Records
********************

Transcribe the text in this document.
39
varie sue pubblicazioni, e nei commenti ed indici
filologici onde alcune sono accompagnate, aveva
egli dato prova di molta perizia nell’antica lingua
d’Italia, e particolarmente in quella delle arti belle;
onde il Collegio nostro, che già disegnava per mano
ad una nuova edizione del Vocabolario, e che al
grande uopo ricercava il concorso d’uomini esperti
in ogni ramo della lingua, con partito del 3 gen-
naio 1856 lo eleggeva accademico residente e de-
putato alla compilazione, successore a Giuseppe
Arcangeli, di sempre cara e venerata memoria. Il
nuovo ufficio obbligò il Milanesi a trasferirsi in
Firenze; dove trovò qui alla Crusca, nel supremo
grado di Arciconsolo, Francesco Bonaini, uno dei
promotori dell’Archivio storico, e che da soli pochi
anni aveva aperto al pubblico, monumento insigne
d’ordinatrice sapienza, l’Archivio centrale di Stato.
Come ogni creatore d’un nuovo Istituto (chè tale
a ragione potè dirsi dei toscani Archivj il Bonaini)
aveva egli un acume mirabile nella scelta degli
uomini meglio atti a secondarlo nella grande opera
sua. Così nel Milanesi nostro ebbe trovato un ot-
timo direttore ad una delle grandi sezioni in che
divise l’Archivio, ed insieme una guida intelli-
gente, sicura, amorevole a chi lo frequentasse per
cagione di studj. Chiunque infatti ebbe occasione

********************

## What needs to be done
Retype the records above exactly.

## Written response
Transcribe the text in this document.
39
varie sue pubblicazioni, e nei commenti ed indici
filologici onde alcune sono accompagnate, aveva
egli dato prova di molta perizia nell’antica lingua
d’Italia, e particolarmente in quella delle arti belle;
onde il Collegio nostro, che già disegnava per mano
ad una nuova edizione del Vocabolario, e che al
grande uopo ricercava il concorso d’uomini esperti
in ogni ramo della lingua, con partito del 3 gen-
naio 1856 lo eleggeva accademico residente e de-
putato alla compilazione, successore a Giuseppe
Arcangeli, di sempre cara e venerata memoria. Il
nuovo ufficio obbligò il Milanesi a trasferirsi in
Firenze; dove trovò qui alla Crusca, nel supremo
grado di Arciconsolo, Francesco Bonaini, uno dei
promotori dell’Archivio storico, e che da soli pochi
anni aveva aperto al pubblico, monumento insigne
d’ordinatrice sapienza, l’Archivio centrale di Stato.
Come ogni creatore d’un nuovo Istituto (chè tale
a ragione potè dirsi dei toscani Archivj il Bonaini)
aveva egli un acume mirabile nella scelta degli
uomini meglio atti a secondarlo nella grande opera
sua. Così nel Milanesi nostro ebbe trovato un ot-
timo direttore ad una delle grandi sezioni in che
divise l’Archivio, ed insieme una guida intelli-
gente, sicura, amorevole a chi lo frequentasse per
cagione di studj. Chiunque infatti ebbe occasione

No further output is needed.